Filter this material down to the lines that hold "offset", copying each one.

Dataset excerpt
******************************

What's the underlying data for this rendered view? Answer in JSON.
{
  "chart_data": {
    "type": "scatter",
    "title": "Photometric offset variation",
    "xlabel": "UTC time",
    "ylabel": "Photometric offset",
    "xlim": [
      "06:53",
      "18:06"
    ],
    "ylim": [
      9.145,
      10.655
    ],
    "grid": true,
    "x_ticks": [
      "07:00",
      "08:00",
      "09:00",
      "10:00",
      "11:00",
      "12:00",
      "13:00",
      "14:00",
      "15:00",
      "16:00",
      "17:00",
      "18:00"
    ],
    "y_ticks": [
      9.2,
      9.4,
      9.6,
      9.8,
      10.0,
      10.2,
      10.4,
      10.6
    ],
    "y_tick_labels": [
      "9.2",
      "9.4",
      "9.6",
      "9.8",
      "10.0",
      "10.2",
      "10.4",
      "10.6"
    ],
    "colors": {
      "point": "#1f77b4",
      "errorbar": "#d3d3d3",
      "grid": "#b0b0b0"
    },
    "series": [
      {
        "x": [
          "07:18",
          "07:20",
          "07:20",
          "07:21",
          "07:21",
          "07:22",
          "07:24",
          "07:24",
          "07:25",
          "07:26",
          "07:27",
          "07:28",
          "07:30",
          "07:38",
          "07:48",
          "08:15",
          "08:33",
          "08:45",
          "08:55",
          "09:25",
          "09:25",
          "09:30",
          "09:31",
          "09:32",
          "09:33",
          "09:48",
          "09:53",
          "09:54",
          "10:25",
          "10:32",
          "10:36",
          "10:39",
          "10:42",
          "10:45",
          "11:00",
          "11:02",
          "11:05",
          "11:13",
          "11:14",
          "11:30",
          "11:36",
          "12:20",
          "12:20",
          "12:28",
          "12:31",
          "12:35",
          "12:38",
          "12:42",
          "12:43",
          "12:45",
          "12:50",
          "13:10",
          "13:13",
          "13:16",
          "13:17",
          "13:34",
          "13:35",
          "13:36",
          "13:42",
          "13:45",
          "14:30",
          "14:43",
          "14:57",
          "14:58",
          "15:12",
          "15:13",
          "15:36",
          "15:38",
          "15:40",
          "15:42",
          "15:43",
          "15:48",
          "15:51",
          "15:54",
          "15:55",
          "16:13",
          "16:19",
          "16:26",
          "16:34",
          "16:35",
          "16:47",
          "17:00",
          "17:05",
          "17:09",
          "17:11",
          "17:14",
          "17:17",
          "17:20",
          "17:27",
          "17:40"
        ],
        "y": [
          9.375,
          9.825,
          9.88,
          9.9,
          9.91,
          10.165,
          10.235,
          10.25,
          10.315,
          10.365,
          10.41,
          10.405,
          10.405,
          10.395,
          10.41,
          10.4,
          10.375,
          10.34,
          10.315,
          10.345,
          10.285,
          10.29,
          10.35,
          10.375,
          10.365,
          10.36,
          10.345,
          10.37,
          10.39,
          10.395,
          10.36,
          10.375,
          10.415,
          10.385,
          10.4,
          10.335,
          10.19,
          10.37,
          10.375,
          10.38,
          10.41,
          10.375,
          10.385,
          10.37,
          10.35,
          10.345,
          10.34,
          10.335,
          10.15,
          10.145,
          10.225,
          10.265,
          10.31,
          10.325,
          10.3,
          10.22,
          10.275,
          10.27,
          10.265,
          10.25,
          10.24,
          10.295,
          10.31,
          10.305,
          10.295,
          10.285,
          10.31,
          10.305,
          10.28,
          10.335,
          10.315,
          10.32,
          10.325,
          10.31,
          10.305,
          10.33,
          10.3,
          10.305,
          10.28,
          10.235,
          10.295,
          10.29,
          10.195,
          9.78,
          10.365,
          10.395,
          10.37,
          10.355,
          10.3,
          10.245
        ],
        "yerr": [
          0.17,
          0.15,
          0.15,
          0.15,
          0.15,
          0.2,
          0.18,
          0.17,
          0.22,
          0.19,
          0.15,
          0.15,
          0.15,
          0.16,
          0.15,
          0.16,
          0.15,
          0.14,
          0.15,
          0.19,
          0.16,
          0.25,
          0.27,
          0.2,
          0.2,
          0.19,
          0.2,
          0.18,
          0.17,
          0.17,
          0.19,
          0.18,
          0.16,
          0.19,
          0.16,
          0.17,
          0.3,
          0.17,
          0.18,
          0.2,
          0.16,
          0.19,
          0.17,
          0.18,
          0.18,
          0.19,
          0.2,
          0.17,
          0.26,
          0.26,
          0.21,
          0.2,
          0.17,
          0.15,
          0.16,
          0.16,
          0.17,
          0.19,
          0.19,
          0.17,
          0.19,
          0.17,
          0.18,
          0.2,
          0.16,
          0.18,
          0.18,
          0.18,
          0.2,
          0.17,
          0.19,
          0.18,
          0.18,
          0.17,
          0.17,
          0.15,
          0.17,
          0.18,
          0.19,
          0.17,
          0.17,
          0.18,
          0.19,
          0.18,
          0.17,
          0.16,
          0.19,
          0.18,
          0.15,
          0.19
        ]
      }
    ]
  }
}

******************************

:: Output of the exercise ::
    "title": "Photometric offset variation",
    "ylabel": "Photometric offset",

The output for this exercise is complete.